# start of Record excerpts

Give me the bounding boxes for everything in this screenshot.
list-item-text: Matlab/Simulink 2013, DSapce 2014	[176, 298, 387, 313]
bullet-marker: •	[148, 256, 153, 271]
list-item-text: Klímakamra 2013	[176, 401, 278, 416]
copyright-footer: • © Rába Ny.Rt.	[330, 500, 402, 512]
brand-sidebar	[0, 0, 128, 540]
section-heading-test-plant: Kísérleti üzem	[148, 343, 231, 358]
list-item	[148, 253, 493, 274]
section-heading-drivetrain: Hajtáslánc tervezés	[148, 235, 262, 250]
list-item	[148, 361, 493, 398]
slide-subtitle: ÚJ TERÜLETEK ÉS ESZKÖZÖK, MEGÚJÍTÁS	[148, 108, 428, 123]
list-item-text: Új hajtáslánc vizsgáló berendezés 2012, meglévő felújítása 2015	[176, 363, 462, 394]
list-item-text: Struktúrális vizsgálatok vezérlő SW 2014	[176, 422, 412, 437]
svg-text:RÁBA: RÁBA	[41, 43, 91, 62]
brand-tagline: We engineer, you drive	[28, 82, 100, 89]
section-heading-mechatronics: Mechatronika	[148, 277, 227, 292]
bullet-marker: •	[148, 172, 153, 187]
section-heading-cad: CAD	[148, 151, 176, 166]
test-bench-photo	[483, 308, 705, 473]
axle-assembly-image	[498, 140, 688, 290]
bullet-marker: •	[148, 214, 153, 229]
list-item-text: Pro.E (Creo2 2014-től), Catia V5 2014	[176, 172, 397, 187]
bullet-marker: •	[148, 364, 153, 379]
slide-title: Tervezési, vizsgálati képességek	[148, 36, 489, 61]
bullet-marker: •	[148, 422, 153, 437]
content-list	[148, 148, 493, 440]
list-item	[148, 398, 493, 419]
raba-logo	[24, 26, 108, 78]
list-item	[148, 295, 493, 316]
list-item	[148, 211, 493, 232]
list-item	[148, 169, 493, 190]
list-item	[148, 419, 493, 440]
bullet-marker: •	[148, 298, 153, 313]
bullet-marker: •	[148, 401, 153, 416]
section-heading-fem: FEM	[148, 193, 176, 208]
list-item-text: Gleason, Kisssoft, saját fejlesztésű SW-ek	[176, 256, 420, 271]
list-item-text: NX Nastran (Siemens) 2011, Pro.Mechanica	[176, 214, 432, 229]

# end of Record excerpts

Which lines of the data above contain the string "section"? Gather each of them in full, and treat uppercase and lowercase as different.

section-heading-test-plant: Kísérleti üzem	[148, 343, 231, 358]
section-heading-drivetrain: Hajtáslánc tervezés	[148, 235, 262, 250]
section-heading-mechatronics: Mechatronika	[148, 277, 227, 292]
section-heading-cad: CAD	[148, 151, 176, 166]
section-heading-fem: FEM	[148, 193, 176, 208]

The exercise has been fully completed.